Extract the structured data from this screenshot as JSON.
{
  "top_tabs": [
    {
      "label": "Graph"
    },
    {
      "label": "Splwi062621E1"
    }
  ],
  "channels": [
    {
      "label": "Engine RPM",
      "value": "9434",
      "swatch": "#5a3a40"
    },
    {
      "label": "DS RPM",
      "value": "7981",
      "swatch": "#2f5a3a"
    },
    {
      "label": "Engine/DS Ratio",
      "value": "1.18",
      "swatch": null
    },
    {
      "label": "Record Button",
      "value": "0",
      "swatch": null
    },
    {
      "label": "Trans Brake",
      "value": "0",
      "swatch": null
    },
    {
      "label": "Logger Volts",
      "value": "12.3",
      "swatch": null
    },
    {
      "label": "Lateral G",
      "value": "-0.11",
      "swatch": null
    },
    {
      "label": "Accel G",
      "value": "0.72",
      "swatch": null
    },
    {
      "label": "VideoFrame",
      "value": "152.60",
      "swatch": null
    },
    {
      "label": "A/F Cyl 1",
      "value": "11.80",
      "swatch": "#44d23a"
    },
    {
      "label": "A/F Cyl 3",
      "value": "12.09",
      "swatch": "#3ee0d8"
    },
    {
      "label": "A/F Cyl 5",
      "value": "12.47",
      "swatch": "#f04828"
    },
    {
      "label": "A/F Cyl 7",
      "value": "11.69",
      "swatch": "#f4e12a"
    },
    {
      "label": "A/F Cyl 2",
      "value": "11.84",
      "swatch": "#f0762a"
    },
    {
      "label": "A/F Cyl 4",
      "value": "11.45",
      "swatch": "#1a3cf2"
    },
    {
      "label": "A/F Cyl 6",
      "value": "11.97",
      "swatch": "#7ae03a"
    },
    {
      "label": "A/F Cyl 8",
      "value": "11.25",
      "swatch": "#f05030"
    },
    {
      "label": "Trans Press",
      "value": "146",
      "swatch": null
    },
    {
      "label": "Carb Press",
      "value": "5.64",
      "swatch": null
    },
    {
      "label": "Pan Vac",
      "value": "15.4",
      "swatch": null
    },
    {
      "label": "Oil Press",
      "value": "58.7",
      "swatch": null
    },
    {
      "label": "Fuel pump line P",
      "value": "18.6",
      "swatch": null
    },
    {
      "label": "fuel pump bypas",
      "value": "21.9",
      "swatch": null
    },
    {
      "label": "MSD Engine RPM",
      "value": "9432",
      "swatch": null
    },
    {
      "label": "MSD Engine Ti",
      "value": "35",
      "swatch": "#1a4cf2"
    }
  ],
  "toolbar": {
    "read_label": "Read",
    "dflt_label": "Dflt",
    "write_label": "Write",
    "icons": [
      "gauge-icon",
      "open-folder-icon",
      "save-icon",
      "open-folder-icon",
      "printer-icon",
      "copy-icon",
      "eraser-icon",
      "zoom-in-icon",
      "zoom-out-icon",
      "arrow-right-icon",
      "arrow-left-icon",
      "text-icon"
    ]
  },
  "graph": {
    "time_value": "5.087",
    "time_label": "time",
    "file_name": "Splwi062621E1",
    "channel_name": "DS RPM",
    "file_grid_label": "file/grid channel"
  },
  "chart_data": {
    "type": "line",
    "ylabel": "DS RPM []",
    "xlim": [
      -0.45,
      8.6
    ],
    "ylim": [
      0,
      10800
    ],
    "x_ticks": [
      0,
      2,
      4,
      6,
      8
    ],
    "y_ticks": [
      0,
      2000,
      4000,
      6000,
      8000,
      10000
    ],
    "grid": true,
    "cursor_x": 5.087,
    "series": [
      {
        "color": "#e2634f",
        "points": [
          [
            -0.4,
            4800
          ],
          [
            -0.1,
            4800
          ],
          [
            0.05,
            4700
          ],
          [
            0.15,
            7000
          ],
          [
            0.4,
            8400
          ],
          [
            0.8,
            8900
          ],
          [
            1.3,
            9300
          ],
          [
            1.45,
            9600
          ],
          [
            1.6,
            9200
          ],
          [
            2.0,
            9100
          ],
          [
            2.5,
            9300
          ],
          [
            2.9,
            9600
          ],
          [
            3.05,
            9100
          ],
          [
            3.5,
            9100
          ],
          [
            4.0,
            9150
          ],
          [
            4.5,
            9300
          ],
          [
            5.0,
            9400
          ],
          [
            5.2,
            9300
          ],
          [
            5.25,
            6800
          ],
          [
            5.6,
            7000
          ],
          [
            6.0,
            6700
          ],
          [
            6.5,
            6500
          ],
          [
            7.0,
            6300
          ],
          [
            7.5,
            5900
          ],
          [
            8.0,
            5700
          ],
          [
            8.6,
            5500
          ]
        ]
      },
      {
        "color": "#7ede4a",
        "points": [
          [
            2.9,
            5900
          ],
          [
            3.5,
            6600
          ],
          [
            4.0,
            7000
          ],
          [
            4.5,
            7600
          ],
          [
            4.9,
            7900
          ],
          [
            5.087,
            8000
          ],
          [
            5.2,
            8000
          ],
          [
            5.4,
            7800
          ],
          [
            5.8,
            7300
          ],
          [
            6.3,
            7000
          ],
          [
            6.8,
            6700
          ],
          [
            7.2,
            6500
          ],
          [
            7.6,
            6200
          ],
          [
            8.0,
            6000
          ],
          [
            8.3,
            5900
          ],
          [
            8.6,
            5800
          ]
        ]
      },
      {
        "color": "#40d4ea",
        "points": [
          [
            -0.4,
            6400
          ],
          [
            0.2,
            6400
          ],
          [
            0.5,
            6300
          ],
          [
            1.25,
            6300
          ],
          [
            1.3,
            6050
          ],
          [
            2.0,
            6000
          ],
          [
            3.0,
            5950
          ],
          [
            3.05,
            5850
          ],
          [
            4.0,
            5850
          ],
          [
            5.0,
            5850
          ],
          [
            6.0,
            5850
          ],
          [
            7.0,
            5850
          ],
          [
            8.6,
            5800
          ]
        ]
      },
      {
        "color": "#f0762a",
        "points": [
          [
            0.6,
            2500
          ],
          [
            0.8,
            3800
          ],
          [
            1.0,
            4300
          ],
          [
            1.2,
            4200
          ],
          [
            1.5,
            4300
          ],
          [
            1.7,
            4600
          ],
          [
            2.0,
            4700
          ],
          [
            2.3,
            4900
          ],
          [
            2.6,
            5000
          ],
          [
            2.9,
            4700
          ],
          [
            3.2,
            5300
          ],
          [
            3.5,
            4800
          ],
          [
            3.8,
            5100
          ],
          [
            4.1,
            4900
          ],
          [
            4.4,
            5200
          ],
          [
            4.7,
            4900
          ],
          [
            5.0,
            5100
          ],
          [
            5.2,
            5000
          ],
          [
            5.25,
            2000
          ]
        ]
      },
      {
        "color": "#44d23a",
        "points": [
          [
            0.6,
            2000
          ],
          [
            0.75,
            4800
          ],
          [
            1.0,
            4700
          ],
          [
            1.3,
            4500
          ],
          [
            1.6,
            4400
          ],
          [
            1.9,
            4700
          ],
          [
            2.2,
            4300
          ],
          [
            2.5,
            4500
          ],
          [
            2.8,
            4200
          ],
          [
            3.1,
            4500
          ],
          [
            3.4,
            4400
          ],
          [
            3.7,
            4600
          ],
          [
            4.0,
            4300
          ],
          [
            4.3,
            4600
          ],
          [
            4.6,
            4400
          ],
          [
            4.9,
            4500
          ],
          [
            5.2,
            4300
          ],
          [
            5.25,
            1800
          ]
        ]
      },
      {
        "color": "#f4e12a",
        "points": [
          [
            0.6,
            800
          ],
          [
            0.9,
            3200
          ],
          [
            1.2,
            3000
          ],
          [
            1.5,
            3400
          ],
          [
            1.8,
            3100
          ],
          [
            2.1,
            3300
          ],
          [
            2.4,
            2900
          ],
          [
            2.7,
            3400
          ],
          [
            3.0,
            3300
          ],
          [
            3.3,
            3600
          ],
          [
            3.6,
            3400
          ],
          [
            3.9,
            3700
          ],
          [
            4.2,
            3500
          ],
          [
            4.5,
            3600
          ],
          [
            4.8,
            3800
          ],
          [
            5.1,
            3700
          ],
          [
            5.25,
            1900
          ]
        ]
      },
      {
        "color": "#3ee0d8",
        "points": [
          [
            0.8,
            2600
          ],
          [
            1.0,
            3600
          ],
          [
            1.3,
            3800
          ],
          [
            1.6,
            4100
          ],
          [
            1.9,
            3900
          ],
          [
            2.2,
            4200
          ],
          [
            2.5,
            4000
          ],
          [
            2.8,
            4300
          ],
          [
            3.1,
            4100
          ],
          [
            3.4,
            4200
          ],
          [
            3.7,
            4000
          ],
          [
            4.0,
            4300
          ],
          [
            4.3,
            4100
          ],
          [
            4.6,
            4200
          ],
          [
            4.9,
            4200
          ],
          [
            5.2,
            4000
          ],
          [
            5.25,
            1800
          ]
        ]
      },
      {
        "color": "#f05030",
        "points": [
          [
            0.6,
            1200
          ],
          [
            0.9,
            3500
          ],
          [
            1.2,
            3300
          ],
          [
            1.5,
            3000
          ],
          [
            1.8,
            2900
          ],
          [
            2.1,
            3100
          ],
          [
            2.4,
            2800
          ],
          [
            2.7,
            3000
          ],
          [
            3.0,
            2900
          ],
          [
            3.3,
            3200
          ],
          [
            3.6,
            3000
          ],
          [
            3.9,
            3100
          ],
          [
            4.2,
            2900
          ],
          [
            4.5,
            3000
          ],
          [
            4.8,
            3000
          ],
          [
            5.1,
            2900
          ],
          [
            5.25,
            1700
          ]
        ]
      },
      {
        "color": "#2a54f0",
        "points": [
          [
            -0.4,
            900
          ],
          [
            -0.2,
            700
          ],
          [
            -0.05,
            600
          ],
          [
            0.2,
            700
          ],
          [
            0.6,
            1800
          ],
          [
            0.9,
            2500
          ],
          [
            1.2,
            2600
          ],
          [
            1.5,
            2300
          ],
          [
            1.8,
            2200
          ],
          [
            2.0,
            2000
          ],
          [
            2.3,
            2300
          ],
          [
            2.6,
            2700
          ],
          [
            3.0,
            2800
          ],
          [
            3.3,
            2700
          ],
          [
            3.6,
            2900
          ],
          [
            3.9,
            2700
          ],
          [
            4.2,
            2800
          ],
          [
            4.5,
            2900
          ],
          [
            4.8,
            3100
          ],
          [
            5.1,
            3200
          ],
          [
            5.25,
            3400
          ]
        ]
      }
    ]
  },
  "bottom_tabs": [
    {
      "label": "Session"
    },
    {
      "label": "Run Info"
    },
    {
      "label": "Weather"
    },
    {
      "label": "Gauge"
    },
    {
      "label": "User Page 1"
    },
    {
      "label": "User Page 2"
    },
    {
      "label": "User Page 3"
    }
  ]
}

· · · ·

* Task details: Tell how many lines of the records above hold the string "Press". Give no other text.

* Task output: 3